--- START OF Material supplied ---
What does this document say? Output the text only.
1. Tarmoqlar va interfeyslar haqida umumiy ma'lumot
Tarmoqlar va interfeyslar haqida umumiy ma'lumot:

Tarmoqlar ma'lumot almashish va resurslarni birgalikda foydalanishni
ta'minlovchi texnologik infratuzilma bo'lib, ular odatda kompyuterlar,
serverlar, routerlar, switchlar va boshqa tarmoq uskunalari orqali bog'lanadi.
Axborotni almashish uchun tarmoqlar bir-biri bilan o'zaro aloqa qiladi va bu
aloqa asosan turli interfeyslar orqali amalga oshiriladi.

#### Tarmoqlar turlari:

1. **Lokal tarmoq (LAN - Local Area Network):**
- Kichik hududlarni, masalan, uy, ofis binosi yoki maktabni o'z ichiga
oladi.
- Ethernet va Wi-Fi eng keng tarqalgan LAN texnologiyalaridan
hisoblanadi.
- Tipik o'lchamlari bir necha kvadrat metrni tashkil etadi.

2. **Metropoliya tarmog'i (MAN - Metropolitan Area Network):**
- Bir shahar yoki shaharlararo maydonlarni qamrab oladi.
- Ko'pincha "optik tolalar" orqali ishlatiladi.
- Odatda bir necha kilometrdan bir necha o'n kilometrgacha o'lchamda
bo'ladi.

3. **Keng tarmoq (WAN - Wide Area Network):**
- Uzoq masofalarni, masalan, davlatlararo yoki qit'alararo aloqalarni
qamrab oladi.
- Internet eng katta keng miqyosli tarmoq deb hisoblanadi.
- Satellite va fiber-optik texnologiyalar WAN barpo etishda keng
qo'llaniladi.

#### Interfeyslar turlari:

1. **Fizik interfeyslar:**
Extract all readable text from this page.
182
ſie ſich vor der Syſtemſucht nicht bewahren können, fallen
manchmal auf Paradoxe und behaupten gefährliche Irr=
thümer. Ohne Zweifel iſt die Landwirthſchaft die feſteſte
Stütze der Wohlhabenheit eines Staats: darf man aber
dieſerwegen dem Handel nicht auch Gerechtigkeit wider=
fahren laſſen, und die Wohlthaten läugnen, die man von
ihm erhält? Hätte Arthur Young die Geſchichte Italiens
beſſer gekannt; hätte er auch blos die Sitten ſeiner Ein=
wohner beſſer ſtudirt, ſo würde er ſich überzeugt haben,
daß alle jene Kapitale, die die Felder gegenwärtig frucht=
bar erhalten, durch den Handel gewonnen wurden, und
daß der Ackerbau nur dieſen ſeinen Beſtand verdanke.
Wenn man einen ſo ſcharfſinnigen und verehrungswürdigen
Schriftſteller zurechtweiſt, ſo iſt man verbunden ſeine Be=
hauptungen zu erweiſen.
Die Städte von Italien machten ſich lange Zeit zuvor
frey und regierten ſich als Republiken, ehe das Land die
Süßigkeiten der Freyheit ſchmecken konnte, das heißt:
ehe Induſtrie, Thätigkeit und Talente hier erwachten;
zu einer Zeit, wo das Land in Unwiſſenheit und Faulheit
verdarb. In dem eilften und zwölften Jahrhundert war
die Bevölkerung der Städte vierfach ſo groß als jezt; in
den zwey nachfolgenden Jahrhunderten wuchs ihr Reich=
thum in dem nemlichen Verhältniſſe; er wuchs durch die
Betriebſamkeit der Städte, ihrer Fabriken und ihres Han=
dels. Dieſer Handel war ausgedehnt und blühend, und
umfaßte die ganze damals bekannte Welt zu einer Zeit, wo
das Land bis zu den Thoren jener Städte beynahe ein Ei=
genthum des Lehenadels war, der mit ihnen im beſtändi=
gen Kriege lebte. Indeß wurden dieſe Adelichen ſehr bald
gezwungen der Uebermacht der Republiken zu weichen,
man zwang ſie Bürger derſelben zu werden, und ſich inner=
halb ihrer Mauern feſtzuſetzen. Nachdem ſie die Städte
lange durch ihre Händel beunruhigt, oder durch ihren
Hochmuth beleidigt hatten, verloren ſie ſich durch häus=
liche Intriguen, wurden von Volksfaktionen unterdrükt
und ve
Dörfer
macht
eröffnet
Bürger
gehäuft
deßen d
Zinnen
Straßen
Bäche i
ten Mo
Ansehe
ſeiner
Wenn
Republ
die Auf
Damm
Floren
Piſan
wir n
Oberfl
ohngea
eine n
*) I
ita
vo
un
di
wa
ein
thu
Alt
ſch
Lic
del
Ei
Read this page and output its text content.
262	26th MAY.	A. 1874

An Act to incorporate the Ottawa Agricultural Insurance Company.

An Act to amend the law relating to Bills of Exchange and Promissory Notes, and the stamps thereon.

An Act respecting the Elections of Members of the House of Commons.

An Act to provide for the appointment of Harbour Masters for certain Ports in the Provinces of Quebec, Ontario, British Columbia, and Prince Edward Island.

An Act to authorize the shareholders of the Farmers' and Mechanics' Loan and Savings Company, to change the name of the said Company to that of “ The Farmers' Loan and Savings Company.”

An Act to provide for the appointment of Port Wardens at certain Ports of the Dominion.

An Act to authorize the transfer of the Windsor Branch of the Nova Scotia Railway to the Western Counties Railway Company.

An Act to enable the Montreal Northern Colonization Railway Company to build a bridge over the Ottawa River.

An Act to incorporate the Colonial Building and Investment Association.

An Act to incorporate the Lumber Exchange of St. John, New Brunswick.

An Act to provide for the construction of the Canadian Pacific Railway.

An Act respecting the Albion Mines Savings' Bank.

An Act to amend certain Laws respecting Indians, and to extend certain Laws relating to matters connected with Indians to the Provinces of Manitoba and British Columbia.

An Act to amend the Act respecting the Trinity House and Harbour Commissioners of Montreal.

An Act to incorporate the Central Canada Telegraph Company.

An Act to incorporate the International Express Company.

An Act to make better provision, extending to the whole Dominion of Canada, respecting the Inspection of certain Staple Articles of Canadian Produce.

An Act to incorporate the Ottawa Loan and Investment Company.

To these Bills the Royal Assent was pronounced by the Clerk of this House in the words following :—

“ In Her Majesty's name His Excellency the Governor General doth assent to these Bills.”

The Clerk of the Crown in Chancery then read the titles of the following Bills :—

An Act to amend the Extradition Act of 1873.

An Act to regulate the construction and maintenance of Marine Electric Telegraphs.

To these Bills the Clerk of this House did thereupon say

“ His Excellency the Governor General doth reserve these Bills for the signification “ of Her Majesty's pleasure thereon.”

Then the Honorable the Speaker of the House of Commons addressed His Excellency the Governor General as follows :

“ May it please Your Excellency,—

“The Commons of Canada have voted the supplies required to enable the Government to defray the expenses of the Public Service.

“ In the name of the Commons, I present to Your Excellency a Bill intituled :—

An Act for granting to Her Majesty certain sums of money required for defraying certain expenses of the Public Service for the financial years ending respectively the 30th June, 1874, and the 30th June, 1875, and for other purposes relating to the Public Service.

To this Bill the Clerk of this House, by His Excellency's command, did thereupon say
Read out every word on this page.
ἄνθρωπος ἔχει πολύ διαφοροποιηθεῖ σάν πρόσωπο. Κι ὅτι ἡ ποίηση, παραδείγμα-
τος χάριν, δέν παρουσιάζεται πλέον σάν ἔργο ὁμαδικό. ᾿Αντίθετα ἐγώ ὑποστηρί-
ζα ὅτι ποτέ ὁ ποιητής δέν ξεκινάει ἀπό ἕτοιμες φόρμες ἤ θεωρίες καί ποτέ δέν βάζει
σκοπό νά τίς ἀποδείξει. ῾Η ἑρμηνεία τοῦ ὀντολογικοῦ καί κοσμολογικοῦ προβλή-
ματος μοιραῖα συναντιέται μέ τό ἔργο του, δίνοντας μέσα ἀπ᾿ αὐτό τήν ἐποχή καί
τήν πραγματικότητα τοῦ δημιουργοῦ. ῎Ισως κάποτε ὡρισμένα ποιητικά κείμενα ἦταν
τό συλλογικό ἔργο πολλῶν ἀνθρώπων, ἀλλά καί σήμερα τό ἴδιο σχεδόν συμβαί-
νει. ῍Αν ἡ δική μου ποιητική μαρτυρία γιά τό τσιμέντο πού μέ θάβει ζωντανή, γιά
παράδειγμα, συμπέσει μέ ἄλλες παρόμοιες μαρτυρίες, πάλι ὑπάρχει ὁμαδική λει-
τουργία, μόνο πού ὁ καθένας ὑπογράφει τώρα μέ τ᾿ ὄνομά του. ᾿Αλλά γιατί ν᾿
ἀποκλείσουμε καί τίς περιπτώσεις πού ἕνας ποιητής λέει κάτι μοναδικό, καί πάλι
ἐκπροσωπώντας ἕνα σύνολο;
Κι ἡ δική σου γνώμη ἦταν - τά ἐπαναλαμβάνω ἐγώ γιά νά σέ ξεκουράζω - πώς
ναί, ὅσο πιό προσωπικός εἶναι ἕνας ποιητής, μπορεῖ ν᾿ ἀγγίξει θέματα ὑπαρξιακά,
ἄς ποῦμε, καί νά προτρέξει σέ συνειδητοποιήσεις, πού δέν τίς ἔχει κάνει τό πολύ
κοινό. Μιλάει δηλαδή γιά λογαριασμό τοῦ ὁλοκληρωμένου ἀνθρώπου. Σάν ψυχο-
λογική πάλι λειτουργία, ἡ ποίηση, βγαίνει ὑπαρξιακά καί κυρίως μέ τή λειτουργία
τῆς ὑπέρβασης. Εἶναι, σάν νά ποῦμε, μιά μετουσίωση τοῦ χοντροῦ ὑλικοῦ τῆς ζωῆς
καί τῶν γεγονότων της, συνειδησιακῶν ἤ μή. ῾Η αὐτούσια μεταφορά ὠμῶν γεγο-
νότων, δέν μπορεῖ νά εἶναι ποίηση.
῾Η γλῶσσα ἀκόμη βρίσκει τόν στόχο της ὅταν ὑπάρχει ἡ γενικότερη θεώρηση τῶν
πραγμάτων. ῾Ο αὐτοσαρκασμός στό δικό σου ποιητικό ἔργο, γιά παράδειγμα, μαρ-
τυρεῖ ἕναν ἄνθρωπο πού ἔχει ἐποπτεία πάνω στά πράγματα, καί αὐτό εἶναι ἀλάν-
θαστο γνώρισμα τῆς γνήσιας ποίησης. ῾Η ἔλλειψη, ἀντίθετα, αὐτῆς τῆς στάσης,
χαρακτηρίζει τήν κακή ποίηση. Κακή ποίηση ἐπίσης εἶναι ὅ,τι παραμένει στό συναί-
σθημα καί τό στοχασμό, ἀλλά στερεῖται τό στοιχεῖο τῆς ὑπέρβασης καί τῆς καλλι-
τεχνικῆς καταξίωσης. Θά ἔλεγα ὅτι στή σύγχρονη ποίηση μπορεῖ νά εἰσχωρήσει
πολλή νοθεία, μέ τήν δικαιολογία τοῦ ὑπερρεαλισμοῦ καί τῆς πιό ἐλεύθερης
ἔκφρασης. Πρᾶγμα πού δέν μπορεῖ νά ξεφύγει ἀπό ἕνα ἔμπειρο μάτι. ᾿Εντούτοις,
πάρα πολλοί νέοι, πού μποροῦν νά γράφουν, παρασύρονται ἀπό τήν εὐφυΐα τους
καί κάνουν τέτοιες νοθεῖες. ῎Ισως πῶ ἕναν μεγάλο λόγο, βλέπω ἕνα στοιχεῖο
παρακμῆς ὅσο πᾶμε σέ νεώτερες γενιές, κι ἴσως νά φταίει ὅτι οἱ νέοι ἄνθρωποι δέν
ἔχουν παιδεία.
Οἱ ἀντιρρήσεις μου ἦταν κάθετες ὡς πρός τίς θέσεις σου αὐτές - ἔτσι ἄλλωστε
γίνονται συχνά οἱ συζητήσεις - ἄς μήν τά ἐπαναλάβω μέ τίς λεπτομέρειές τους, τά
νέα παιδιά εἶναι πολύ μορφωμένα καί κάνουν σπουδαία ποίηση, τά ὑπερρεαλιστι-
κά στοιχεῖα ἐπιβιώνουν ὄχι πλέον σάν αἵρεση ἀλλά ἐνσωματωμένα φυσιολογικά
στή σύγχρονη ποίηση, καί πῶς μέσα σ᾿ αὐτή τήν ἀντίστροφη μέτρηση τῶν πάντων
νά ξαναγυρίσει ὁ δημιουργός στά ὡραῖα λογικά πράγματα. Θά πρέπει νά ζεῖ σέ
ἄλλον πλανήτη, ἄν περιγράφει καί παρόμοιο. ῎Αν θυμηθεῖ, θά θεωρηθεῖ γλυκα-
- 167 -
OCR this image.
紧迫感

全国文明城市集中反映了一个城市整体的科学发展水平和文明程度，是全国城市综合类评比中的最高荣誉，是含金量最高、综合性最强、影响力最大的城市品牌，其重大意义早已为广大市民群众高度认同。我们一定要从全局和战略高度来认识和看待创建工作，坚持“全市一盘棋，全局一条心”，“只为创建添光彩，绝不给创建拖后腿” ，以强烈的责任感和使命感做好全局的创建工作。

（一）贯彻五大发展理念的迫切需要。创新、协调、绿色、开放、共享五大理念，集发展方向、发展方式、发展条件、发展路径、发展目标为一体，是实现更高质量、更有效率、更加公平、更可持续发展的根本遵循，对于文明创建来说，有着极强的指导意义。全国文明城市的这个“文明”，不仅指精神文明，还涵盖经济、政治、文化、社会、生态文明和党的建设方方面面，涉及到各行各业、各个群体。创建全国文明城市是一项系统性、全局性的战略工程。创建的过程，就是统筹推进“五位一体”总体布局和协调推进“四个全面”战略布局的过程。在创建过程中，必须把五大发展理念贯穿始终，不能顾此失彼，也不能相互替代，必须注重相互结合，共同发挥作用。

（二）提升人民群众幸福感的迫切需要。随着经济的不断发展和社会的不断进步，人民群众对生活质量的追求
--- END OF Material supplied ---
**Instructions to follow**
From the data, pick out every line that includes "thereupon".

**Output of the exercise**
To these Bills the Clerk of this House did thereupon say
To this Bill the Clerk of this House, by His Excellency's command, did thereupon say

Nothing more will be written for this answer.